▶ **Stated problem**: From the entries that follow, extract each line holding the string "JSON".

▶ **Records supplied**:
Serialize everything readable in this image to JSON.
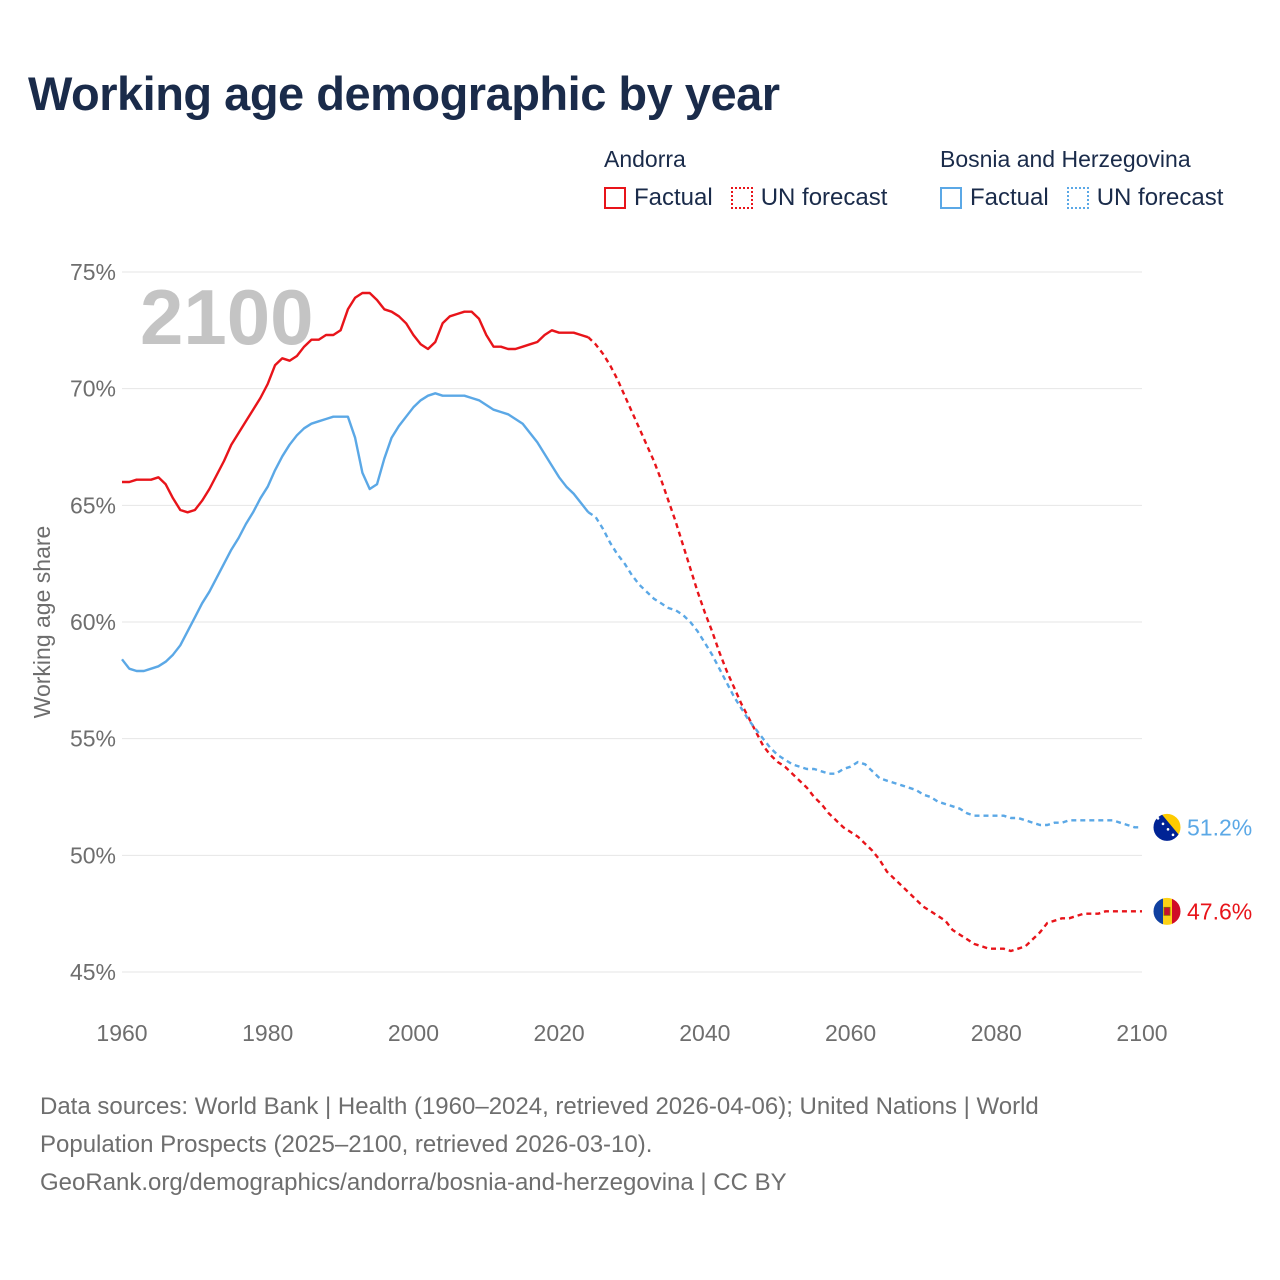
{
  "title": "Working age demographic by year",
  "legend": {
    "groups": [
      {
        "name": "Andorra",
        "color": "#e8141a",
        "factual": "Factual",
        "forecast": "UN forecast"
      },
      {
        "name": "Bosnia and Herzegovina",
        "color": "#5ba8e6",
        "factual": "Factual",
        "forecast": "UN forecast"
      }
    ]
  },
  "footer": {
    "line1": "Data sources: World Bank | Health (1960–2024, retrieved 2026-04-06); United Nations | World",
    "line2": "Population Prospects (2025–2100, retrieved 2026-03-10).",
    "line3": "GeoRank.org/demographics/andorra/bosnia-and-herzegovina | CC BY"
  },
  "chart_data": {
    "type": "line",
    "ylabel": "Working age share",
    "xlabel": "",
    "year_watermark": "2100",
    "xlim": [
      1960,
      2100
    ],
    "ylim": [
      45,
      75
    ],
    "x_ticks": [
      1960,
      1980,
      2000,
      2020,
      2040,
      2060,
      2080,
      2100
    ],
    "y_ticks": [
      45,
      50,
      55,
      60,
      65,
      70,
      75
    ],
    "y_tick_labels": [
      "45%",
      "50%",
      "55%",
      "60%",
      "65%",
      "70%",
      "75%"
    ],
    "forecast_start": 2024,
    "series": [
      {
        "name": "Andorra",
        "color": "#e8141a",
        "end_label": "47.6%",
        "flag": "andorra",
        "points": [
          [
            1960,
            66.0
          ],
          [
            1961,
            66.0
          ],
          [
            1962,
            66.1
          ],
          [
            1963,
            66.1
          ],
          [
            1964,
            66.1
          ],
          [
            1965,
            66.2
          ],
          [
            1966,
            65.9
          ],
          [
            1967,
            65.3
          ],
          [
            1968,
            64.8
          ],
          [
            1969,
            64.7
          ],
          [
            1970,
            64.8
          ],
          [
            1971,
            65.2
          ],
          [
            1972,
            65.7
          ],
          [
            1973,
            66.3
          ],
          [
            1974,
            66.9
          ],
          [
            1975,
            67.6
          ],
          [
            1976,
            68.1
          ],
          [
            1977,
            68.6
          ],
          [
            1978,
            69.1
          ],
          [
            1979,
            69.6
          ],
          [
            1980,
            70.2
          ],
          [
            1981,
            71.0
          ],
          [
            1982,
            71.3
          ],
          [
            1983,
            71.2
          ],
          [
            1984,
            71.4
          ],
          [
            1985,
            71.8
          ],
          [
            1986,
            72.1
          ],
          [
            1987,
            72.1
          ],
          [
            1988,
            72.3
          ],
          [
            1989,
            72.3
          ],
          [
            1990,
            72.5
          ],
          [
            1991,
            73.4
          ],
          [
            1992,
            73.9
          ],
          [
            1993,
            74.1
          ],
          [
            1994,
            74.1
          ],
          [
            1995,
            73.8
          ],
          [
            1996,
            73.4
          ],
          [
            1997,
            73.3
          ],
          [
            1998,
            73.1
          ],
          [
            1999,
            72.8
          ],
          [
            2000,
            72.3
          ],
          [
            2001,
            71.9
          ],
          [
            2002,
            71.7
          ],
          [
            2003,
            72.0
          ],
          [
            2004,
            72.8
          ],
          [
            2005,
            73.1
          ],
          [
            2006,
            73.2
          ],
          [
            2007,
            73.3
          ],
          [
            2008,
            73.3
          ],
          [
            2009,
            73.0
          ],
          [
            2010,
            72.3
          ],
          [
            2011,
            71.8
          ],
          [
            2012,
            71.8
          ],
          [
            2013,
            71.7
          ],
          [
            2014,
            71.7
          ],
          [
            2015,
            71.8
          ],
          [
            2016,
            71.9
          ],
          [
            2017,
            72.0
          ],
          [
            2018,
            72.3
          ],
          [
            2019,
            72.5
          ],
          [
            2020,
            72.4
          ],
          [
            2021,
            72.4
          ],
          [
            2022,
            72.4
          ],
          [
            2023,
            72.3
          ],
          [
            2024,
            72.2
          ],
          [
            2025,
            71.9
          ],
          [
            2026,
            71.5
          ],
          [
            2027,
            71.0
          ],
          [
            2028,
            70.4
          ],
          [
            2029,
            69.7
          ],
          [
            2030,
            69.0
          ],
          [
            2031,
            68.3
          ],
          [
            2032,
            67.6
          ],
          [
            2033,
            66.9
          ],
          [
            2034,
            66.1
          ],
          [
            2035,
            65.2
          ],
          [
            2036,
            64.3
          ],
          [
            2037,
            63.3
          ],
          [
            2038,
            62.3
          ],
          [
            2039,
            61.3
          ],
          [
            2040,
            60.4
          ],
          [
            2041,
            59.6
          ],
          [
            2042,
            58.7
          ],
          [
            2043,
            57.9
          ],
          [
            2044,
            57.2
          ],
          [
            2045,
            56.5
          ],
          [
            2046,
            55.9
          ],
          [
            2047,
            55.3
          ],
          [
            2048,
            54.7
          ],
          [
            2049,
            54.3
          ],
          [
            2050,
            54.0
          ],
          [
            2051,
            53.8
          ],
          [
            2052,
            53.5
          ],
          [
            2053,
            53.2
          ],
          [
            2054,
            52.9
          ],
          [
            2055,
            52.5
          ],
          [
            2056,
            52.2
          ],
          [
            2057,
            51.8
          ],
          [
            2058,
            51.5
          ],
          [
            2059,
            51.2
          ],
          [
            2060,
            51.0
          ],
          [
            2061,
            50.8
          ],
          [
            2062,
            50.5
          ],
          [
            2063,
            50.2
          ],
          [
            2064,
            49.8
          ],
          [
            2065,
            49.3
          ],
          [
            2066,
            49.0
          ],
          [
            2067,
            48.7
          ],
          [
            2068,
            48.4
          ],
          [
            2069,
            48.1
          ],
          [
            2070,
            47.8
          ],
          [
            2071,
            47.6
          ],
          [
            2072,
            47.4
          ],
          [
            2073,
            47.2
          ],
          [
            2074,
            46.8
          ],
          [
            2075,
            46.6
          ],
          [
            2076,
            46.4
          ],
          [
            2077,
            46.2
          ],
          [
            2078,
            46.1
          ],
          [
            2079,
            46.0
          ],
          [
            2080,
            46.0
          ],
          [
            2081,
            46.0
          ],
          [
            2082,
            45.9
          ],
          [
            2083,
            46.0
          ],
          [
            2084,
            46.1
          ],
          [
            2085,
            46.4
          ],
          [
            2086,
            46.7
          ],
          [
            2087,
            47.1
          ],
          [
            2088,
            47.2
          ],
          [
            2089,
            47.3
          ],
          [
            2090,
            47.3
          ],
          [
            2091,
            47.4
          ],
          [
            2092,
            47.5
          ],
          [
            2093,
            47.5
          ],
          [
            2094,
            47.5
          ],
          [
            2095,
            47.6
          ],
          [
            2096,
            47.6
          ],
          [
            2097,
            47.6
          ],
          [
            2098,
            47.6
          ],
          [
            2099,
            47.6
          ],
          [
            2100,
            47.6
          ]
        ]
      },
      {
        "name": "Bosnia and Herzegovina",
        "color": "#5ba8e6",
        "end_label": "51.2%",
        "flag": "bosnia",
        "points": [
          [
            1960,
            58.4
          ],
          [
            1961,
            58.0
          ],
          [
            1962,
            57.9
          ],
          [
            1963,
            57.9
          ],
          [
            1964,
            58.0
          ],
          [
            1965,
            58.1
          ],
          [
            1966,
            58.3
          ],
          [
            1967,
            58.6
          ],
          [
            1968,
            59.0
          ],
          [
            1969,
            59.6
          ],
          [
            1970,
            60.2
          ],
          [
            1971,
            60.8
          ],
          [
            1972,
            61.3
          ],
          [
            1973,
            61.9
          ],
          [
            1974,
            62.5
          ],
          [
            1975,
            63.1
          ],
          [
            1976,
            63.6
          ],
          [
            1977,
            64.2
          ],
          [
            1978,
            64.7
          ],
          [
            1979,
            65.3
          ],
          [
            1980,
            65.8
          ],
          [
            1981,
            66.5
          ],
          [
            1982,
            67.1
          ],
          [
            1983,
            67.6
          ],
          [
            1984,
            68.0
          ],
          [
            1985,
            68.3
          ],
          [
            1986,
            68.5
          ],
          [
            1987,
            68.6
          ],
          [
            1988,
            68.7
          ],
          [
            1989,
            68.8
          ],
          [
            1990,
            68.8
          ],
          [
            1991,
            68.8
          ],
          [
            1992,
            67.9
          ],
          [
            1993,
            66.4
          ],
          [
            1994,
            65.7
          ],
          [
            1995,
            65.9
          ],
          [
            1996,
            67.0
          ],
          [
            1997,
            67.9
          ],
          [
            1998,
            68.4
          ],
          [
            1999,
            68.8
          ],
          [
            2000,
            69.2
          ],
          [
            2001,
            69.5
          ],
          [
            2002,
            69.7
          ],
          [
            2003,
            69.8
          ],
          [
            2004,
            69.7
          ],
          [
            2005,
            69.7
          ],
          [
            2006,
            69.7
          ],
          [
            2007,
            69.7
          ],
          [
            2008,
            69.6
          ],
          [
            2009,
            69.5
          ],
          [
            2010,
            69.3
          ],
          [
            2011,
            69.1
          ],
          [
            2012,
            69.0
          ],
          [
            2013,
            68.9
          ],
          [
            2014,
            68.7
          ],
          [
            2015,
            68.5
          ],
          [
            2016,
            68.1
          ],
          [
            2017,
            67.7
          ],
          [
            2018,
            67.2
          ],
          [
            2019,
            66.7
          ],
          [
            2020,
            66.2
          ],
          [
            2021,
            65.8
          ],
          [
            2022,
            65.5
          ],
          [
            2023,
            65.1
          ],
          [
            2024,
            64.7
          ],
          [
            2025,
            64.5
          ],
          [
            2026,
            64.0
          ],
          [
            2027,
            63.4
          ],
          [
            2028,
            62.9
          ],
          [
            2029,
            62.5
          ],
          [
            2030,
            62.0
          ],
          [
            2031,
            61.6
          ],
          [
            2032,
            61.3
          ],
          [
            2033,
            61.0
          ],
          [
            2034,
            60.8
          ],
          [
            2035,
            60.6
          ],
          [
            2036,
            60.5
          ],
          [
            2037,
            60.3
          ],
          [
            2038,
            60.0
          ],
          [
            2039,
            59.6
          ],
          [
            2040,
            59.1
          ],
          [
            2041,
            58.6
          ],
          [
            2042,
            58.0
          ],
          [
            2043,
            57.4
          ],
          [
            2044,
            56.8
          ],
          [
            2045,
            56.3
          ],
          [
            2046,
            55.8
          ],
          [
            2047,
            55.4
          ],
          [
            2048,
            55.0
          ],
          [
            2049,
            54.6
          ],
          [
            2050,
            54.3
          ],
          [
            2051,
            54.1
          ],
          [
            2052,
            53.9
          ],
          [
            2053,
            53.8
          ],
          [
            2054,
            53.7
          ],
          [
            2055,
            53.7
          ],
          [
            2056,
            53.6
          ],
          [
            2057,
            53.5
          ],
          [
            2058,
            53.5
          ],
          [
            2059,
            53.7
          ],
          [
            2060,
            53.8
          ],
          [
            2061,
            54.0
          ],
          [
            2062,
            53.9
          ],
          [
            2063,
            53.6
          ],
          [
            2064,
            53.3
          ],
          [
            2065,
            53.2
          ],
          [
            2066,
            53.1
          ],
          [
            2067,
            53.0
          ],
          [
            2068,
            52.9
          ],
          [
            2069,
            52.8
          ],
          [
            2070,
            52.6
          ],
          [
            2071,
            52.5
          ],
          [
            2072,
            52.3
          ],
          [
            2073,
            52.2
          ],
          [
            2074,
            52.1
          ],
          [
            2075,
            52.0
          ],
          [
            2076,
            51.8
          ],
          [
            2077,
            51.7
          ],
          [
            2078,
            51.7
          ],
          [
            2079,
            51.7
          ],
          [
            2080,
            51.7
          ],
          [
            2081,
            51.7
          ],
          [
            2082,
            51.6
          ],
          [
            2083,
            51.6
          ],
          [
            2084,
            51.5
          ],
          [
            2085,
            51.4
          ],
          [
            2086,
            51.3
          ],
          [
            2087,
            51.3
          ],
          [
            2088,
            51.4
          ],
          [
            2089,
            51.4
          ],
          [
            2090,
            51.5
          ],
          [
            2091,
            51.5
          ],
          [
            2092,
            51.5
          ],
          [
            2093,
            51.5
          ],
          [
            2094,
            51.5
          ],
          [
            2095,
            51.5
          ],
          [
            2096,
            51.5
          ],
          [
            2097,
            51.4
          ],
          [
            2098,
            51.3
          ],
          [
            2099,
            51.2
          ],
          [
            2100,
            51.2
          ]
        ]
      }
    ]
  }
}
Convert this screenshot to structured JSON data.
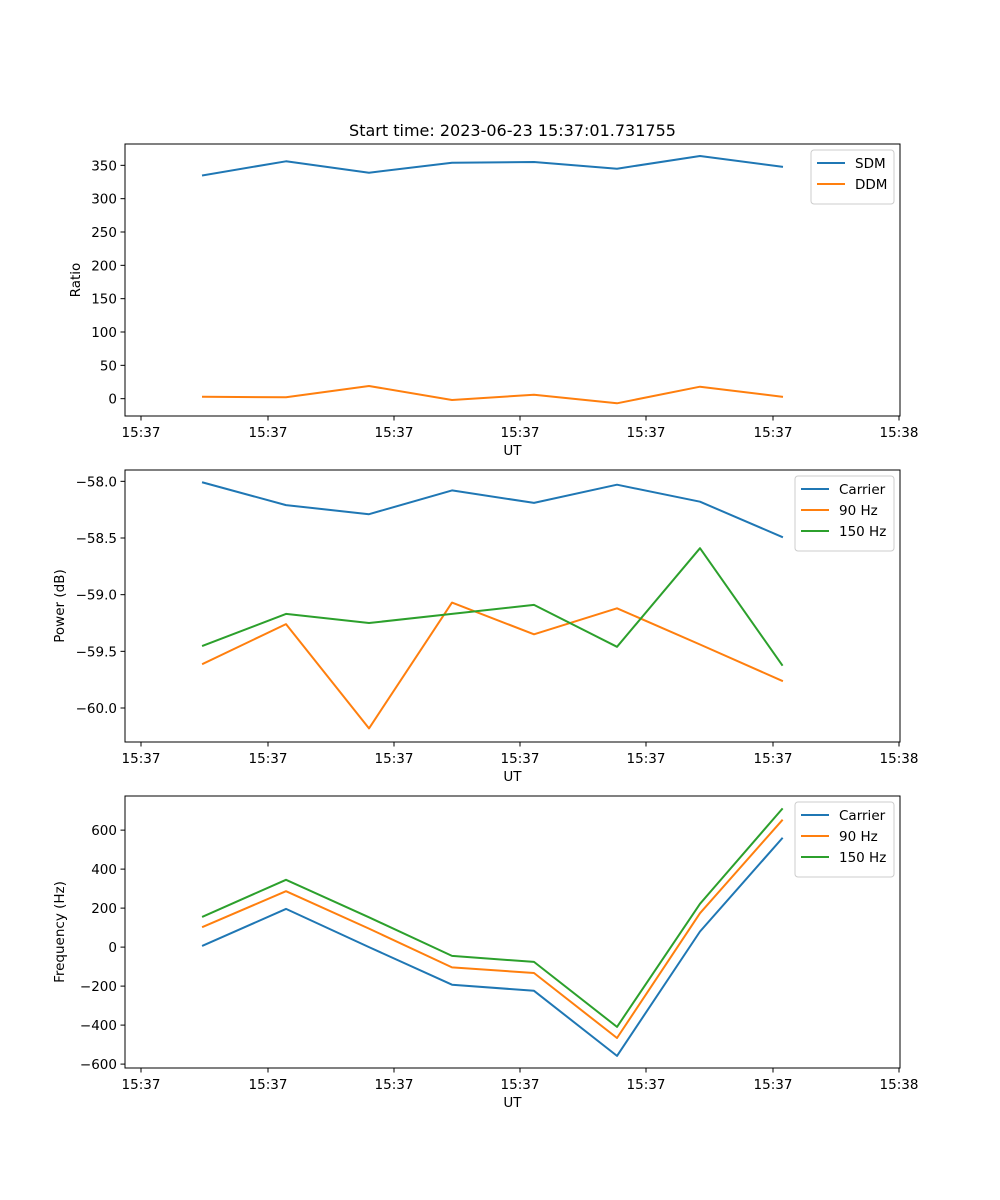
{
  "chart_data": [
    {
      "type": "line",
      "title": "Start time: 2023-06-23 15:37:01.731755",
      "xlabel": "UT",
      "ylabel": "Ratio",
      "x_tick_labels": [
        "15:37",
        "15:37",
        "15:37",
        "15:37",
        "15:37",
        "15:37",
        "15:38"
      ],
      "y_ticks": [
        0,
        50,
        100,
        150,
        200,
        250,
        300,
        350
      ],
      "ylim": [
        -26,
        382
      ],
      "grid": false,
      "legend_position": "upper right",
      "series": [
        {
          "name": "SDM",
          "color": "#1f77b4",
          "values": [
            335,
            356,
            339,
            354,
            355,
            345,
            364,
            348
          ]
        },
        {
          "name": "DDM",
          "color": "#ff7f0e",
          "values": [
            3,
            2,
            19,
            -2,
            6,
            -7,
            18,
            3
          ]
        }
      ]
    },
    {
      "type": "line",
      "title": "",
      "xlabel": "UT",
      "ylabel": "Power (dB)",
      "x_tick_labels": [
        "15:37",
        "15:37",
        "15:37",
        "15:37",
        "15:37",
        "15:37",
        "15:38"
      ],
      "y_ticks": [
        -58.0,
        -58.5,
        -59.0,
        -59.5,
        -60.0
      ],
      "y_tick_labels": [
        "−58.0",
        "−58.5",
        "−59.0",
        "−59.5",
        "−60.0"
      ],
      "ylim": [
        -60.3,
        -57.9
      ],
      "grid": false,
      "legend_position": "upper right",
      "series": [
        {
          "name": "Carrier",
          "color": "#1f77b4",
          "values": [
            -58.01,
            -58.21,
            -58.29,
            -58.08,
            -58.19,
            -58.03,
            -58.18,
            -58.49
          ]
        },
        {
          "name": "90 Hz",
          "color": "#ff7f0e",
          "values": [
            -59.61,
            -59.26,
            -60.18,
            -59.07,
            -59.35,
            -59.12,
            -59.44,
            -59.76
          ]
        },
        {
          "name": "150 Hz",
          "color": "#2ca02c",
          "values": [
            -59.45,
            -59.17,
            -59.25,
            -59.17,
            -59.09,
            -59.46,
            -58.59,
            -59.62
          ]
        }
      ]
    },
    {
      "type": "line",
      "title": "",
      "xlabel": "UT",
      "ylabel": "Frequency (Hz)",
      "x_tick_labels": [
        "15:37",
        "15:37",
        "15:37",
        "15:37",
        "15:37",
        "15:37",
        "15:38"
      ],
      "y_ticks": [
        -600,
        -400,
        -200,
        0,
        200,
        400,
        600
      ],
      "y_tick_labels": [
        "−600",
        "−400",
        "−200",
        "0",
        "200",
        "400",
        "600"
      ],
      "ylim": [
        -620,
        775
      ],
      "grid": false,
      "legend_position": "upper right",
      "series": [
        {
          "name": "Carrier",
          "color": "#1f77b4",
          "values": [
            8,
            196,
            0,
            -193,
            -224,
            -558,
            80,
            557
          ]
        },
        {
          "name": "90 Hz",
          "color": "#ff7f0e",
          "values": [
            104,
            287,
            95,
            -104,
            -133,
            -466,
            174,
            650
          ]
        },
        {
          "name": "150 Hz",
          "color": "#2ca02c",
          "values": [
            157,
            345,
            153,
            -45,
            -76,
            -409,
            222,
            708
          ]
        }
      ]
    }
  ]
}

▶ **Answer to this exercise**:
Serialize everything readable in this image to JSON.
Convert this screenshot to structured JSON data.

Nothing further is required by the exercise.